Element box annotations
⟨

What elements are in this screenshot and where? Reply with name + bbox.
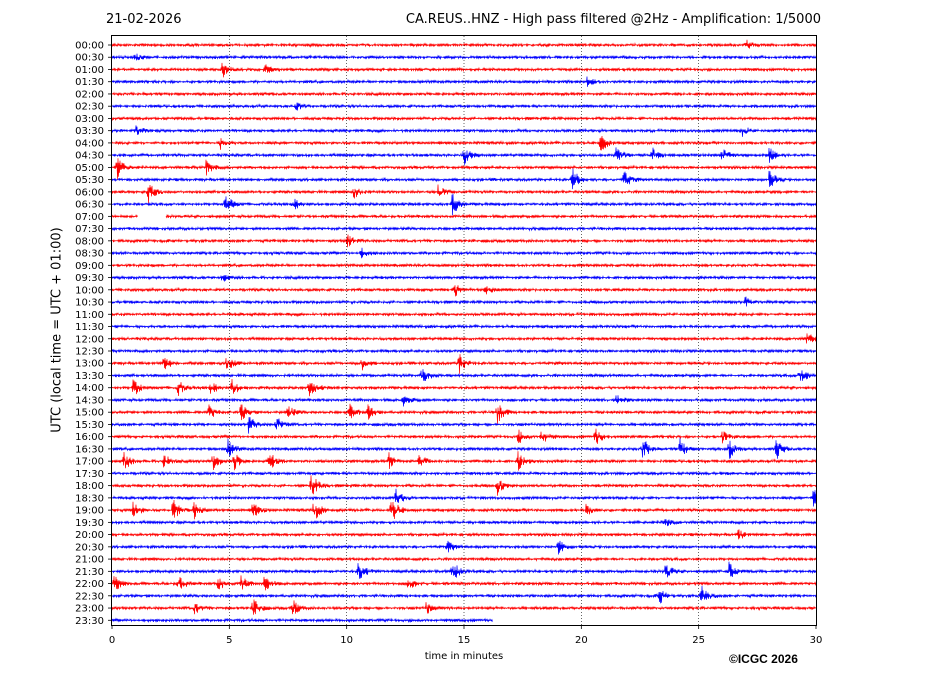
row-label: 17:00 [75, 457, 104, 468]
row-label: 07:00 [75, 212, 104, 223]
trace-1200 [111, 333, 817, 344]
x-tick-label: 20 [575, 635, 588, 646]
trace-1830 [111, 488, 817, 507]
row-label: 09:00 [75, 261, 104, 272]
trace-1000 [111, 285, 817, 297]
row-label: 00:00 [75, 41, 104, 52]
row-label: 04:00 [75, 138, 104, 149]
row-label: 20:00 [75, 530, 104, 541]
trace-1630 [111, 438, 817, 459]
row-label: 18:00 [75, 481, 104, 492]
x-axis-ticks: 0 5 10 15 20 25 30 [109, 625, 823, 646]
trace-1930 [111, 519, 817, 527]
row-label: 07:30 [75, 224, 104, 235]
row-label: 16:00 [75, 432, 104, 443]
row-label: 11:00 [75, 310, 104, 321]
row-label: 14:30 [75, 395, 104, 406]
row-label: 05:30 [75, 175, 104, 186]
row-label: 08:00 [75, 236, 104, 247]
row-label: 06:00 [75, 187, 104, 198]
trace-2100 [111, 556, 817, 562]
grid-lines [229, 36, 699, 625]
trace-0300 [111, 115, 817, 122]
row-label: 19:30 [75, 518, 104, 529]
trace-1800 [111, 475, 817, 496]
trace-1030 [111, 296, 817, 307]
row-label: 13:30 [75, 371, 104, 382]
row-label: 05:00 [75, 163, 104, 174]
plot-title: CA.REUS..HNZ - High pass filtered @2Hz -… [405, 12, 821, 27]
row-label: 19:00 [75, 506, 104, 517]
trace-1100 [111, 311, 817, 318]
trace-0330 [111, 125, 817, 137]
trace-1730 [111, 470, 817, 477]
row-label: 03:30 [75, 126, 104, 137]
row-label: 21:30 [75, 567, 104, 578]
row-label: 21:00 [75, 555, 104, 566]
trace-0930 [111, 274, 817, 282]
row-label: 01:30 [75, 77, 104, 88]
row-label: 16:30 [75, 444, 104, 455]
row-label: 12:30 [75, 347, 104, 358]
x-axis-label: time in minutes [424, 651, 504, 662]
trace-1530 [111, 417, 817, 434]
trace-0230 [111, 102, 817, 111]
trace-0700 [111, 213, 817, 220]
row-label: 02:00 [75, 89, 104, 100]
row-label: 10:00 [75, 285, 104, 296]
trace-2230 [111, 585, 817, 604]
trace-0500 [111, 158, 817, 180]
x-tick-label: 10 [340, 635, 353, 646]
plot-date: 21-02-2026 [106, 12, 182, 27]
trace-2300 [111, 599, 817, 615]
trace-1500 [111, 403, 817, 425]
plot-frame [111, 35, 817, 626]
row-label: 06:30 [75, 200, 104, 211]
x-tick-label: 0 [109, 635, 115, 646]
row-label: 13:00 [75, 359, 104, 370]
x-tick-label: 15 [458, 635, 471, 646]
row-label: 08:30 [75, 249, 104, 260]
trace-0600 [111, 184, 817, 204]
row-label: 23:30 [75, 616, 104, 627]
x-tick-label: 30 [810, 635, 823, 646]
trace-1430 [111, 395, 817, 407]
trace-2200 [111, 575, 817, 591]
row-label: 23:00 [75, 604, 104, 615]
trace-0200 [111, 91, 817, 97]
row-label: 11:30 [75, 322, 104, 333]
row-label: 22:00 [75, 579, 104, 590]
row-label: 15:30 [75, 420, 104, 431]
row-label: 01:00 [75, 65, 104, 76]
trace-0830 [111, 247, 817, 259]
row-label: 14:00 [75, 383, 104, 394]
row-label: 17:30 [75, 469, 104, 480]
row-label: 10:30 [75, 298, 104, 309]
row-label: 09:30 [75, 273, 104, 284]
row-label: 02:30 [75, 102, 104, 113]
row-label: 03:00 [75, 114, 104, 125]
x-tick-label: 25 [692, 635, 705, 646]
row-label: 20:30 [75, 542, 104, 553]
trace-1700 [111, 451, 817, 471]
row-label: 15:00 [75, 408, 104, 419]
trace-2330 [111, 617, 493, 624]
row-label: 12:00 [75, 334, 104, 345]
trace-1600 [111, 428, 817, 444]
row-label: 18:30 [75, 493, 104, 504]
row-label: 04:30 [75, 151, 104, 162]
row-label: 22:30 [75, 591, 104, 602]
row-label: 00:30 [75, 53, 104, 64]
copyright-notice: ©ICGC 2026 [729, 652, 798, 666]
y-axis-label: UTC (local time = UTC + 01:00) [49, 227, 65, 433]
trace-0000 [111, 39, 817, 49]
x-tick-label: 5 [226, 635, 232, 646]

⟩

Turn the material above into a Markdown table with two columns, Row and Line. Number each non-blank line in order under Row, put the line under Line, and leave the picture out.

• _Correct response_
| Row | Line |
|---|---|
| 1 | What elements are in this screenshot and where? Reply with name + bbox. |
| 2 | row-label: 17:00 [75, 457, 104, 468] |
| 3 | row-label: 07:00 [75, 212, 104, 223] |
| 4 | trace-1200 [111, 333, 817, 344] |
| 5 | x-tick-label: 20 [575, 635, 588, 646] |
| 6 | trace-1830 [111, 488, 817, 507] |
| 7 | row-label: 09:00 [75, 261, 104, 272] |
| 8 | trace-1000 [111, 285, 817, 297] |
| 9 | row-label: 00:00 [75, 41, 104, 52] |
| 10 | row-label: 04:00 [75, 138, 104, 149] |
| 11 | row-label: 20:00 [75, 530, 104, 541] |
| 12 | trace-1630 [111, 438, 817, 459] |
| 13 | row-label: 18:00 [75, 481, 104, 492] |
| 14 | x-axis-ticks: 0 5 10 15 20 25 30 [109, 625, 823, 646] |
| 15 | trace-1930 [111, 519, 817, 527] |
| 16 | row-label: 07:30 [75, 224, 104, 235] |
| 17 | row-label: 16:00 [75, 432, 104, 443] |
| 18 | row-label: 11:00 [75, 310, 104, 321] |
| 19 | row-label: 14:30 [75, 395, 104, 406] |
| 20 | row-label: 05:30 [75, 175, 104, 186] |
| 21 | row-label: 08:00 [75, 236, 104, 247] |
| 22 | row-label: 06:00 [75, 187, 104, 198] |
| 23 | trace-2100 [111, 556, 817, 562] |
| 24 | grid-lines [229, 36, 699, 625] |
| 25 | trace-0300 [111, 115, 817, 122] |
| 26 | row-label: 19:30 [75, 518, 104, 529] |
| 27 | trace-1800 [111, 475, 817, 496] |
| 28 | trace-1030 [111, 296, 817, 307] |
| 29 | row-label: 13:30 [75, 371, 104, 382] |
| 30 | row-label: 05:00 [75, 163, 104, 174] |
| 31 | plot-title: CA.REUS..HNZ - High pass filtered @2Hz -… [405, 12, 821, 27] |
| 32 | row-label: 19:00 [75, 506, 104, 517] |
| 33 | trace-1100 [111, 311, 817, 318] |
| 34 | trace-0330 [111, 125, 817, 137] |
| 35 | trace-1730 [111, 470, 817, 477] |
| 36 | row-label: 03:30 [75, 126, 104, 137] |
| 37 | row-label: 21:30 [75, 567, 104, 578] |
| 38 | row-label: 21:00 [75, 555, 104, 566] |
| 39 | trace-0930 [111, 274, 817, 282] |
| 40 | row-label: 01:30 [75, 77, 104, 88] |
| 41 | row-label: 16:30 [75, 444, 104, 455] |
| 42 | row-label: 12:30 [75, 347, 104, 358] |
| 43 | x-axis-label: time in minutes [424, 651, 504, 662] |
| 44 | trace-1530 [111, 417, 817, 434] |
| 45 | trace-0230 [111, 102, 817, 111] |
| 46 | trace-0700 [111, 213, 817, 220] |
| 47 | row-label: 02:00 [75, 89, 104, 100] |
| 48 | row-label: 10:00 [75, 285, 104, 296] |
| 49 | trace-2230 [111, 585, 817, 604] |
| 50 | trace-0500 [111, 158, 817, 180] |
| 51 | x-tick-label: 10 [340, 635, 353, 646] |
| 52 | plot-date: 21-02-2026 [106, 12, 182, 27] |
| 53 | trace-2300 [111, 599, 817, 615] |
| 54 | trace-1500 [111, 403, 817, 425] |
| 55 | plot-frame [111, 35, 817, 626] |
| 56 | row-label: 06:30 [75, 200, 104, 211] |
| 57 | x-tick-label: 0 [109, 635, 115, 646] |
| 58 | row-label: 13:00 [75, 359, 104, 370] |
| 59 | x-tick-label: 15 [458, 635, 471, 646] |
| 60 | row-label: 08:30 [75, 249, 104, 260] |
| 61 | trace-0600 [111, 184, 817, 204] |
| 62 | row-label: 23:30 [75, 616, 104, 627] |
| 63 | x-tick-label: 30 [810, 635, 823, 646] |
| 64 | trace-1430 [111, 395, 817, 407] |
| 65 | trace-2200 [111, 575, 817, 591] |
| 66 | row-label: 23:00 [75, 604, 104, 615] |
| 67 | trace-0200 [111, 91, 817, 97] |
| 68 | row-label: 11:30 [75, 322, 104, 333] |
| 69 | row-label: 22:00 [75, 579, 104, 590] |
| 70 | row-label: 15:30 [75, 420, 104, 431] |
| 71 | row-label: 01:00 [75, 65, 104, 76] |
| 72 | trace-0830 [111, 247, 817, 259] |
| 73 | row-label: 14:00 [75, 383, 104, 394] |
| 74 | row-label: 17:30 [75, 469, 104, 480] |
| 75 | row-label: 10:30 [75, 298, 104, 309] |
| 76 | row-label: 09:30 [75, 273, 104, 284] |
| 77 | row-label: 02:30 [75, 102, 104, 113] |
| 78 | row-label: 03:00 [75, 114, 104, 125] |
| 79 | x-tick-label: 25 [692, 635, 705, 646] |
| 80 | row-label: 20:30 [75, 542, 104, 553] |
| 81 | trace-1700 [111, 451, 817, 471] |
| 82 | row-label: 15:00 [75, 408, 104, 419] |
| 83 | trace-2330 [111, 617, 493, 624] |
| 84 | row-label: 12:00 [75, 334, 104, 345] |
| 85 | trace-1600 [111, 428, 817, 444] |
| 86 | row-label: 18:30 [75, 493, 104, 504] |
| 87 | row-label: 04:30 [75, 151, 104, 162] |
| 88 | row-label: 22:30 [75, 591, 104, 602] |
| 89 | row-label: 00:30 [75, 53, 104, 64] |
| 90 | copyright-notice: ©ICGC 2026 [729, 652, 798, 666] |
| 91 | y-axis-label: UTC (local time = UTC + 01:00) [49, 227, 65, 433] |
| 92 | trace-0000 [111, 39, 817, 49] |
| 93 | x-tick-label: 5 [226, 635, 232, 646] |